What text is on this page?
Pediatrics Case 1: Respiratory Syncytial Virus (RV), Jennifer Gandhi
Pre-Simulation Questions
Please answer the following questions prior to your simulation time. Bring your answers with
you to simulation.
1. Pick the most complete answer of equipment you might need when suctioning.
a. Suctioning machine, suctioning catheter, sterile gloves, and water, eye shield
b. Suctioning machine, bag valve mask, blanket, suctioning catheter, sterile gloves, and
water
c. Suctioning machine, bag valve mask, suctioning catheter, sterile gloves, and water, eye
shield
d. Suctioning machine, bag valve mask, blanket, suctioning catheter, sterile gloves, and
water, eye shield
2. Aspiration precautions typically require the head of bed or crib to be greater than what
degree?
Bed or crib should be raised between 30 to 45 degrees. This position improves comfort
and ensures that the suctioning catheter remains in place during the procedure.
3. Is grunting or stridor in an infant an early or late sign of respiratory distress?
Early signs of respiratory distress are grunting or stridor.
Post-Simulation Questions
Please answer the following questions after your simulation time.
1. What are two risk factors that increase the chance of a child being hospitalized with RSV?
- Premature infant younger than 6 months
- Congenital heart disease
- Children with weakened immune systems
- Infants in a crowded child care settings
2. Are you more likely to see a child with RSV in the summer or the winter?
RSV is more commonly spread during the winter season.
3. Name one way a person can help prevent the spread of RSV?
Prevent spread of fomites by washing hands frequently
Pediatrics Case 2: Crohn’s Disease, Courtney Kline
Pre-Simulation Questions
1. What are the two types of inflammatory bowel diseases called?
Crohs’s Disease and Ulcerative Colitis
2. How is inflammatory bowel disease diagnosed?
----------------------------------------
Out of the material above, gather each line where "that" appears.

• _Response_:
and ensures that the suctioning catheter remains in place during the procedure.
1. What are two risk factors that increase the chance of a child being hospitalized with RSV?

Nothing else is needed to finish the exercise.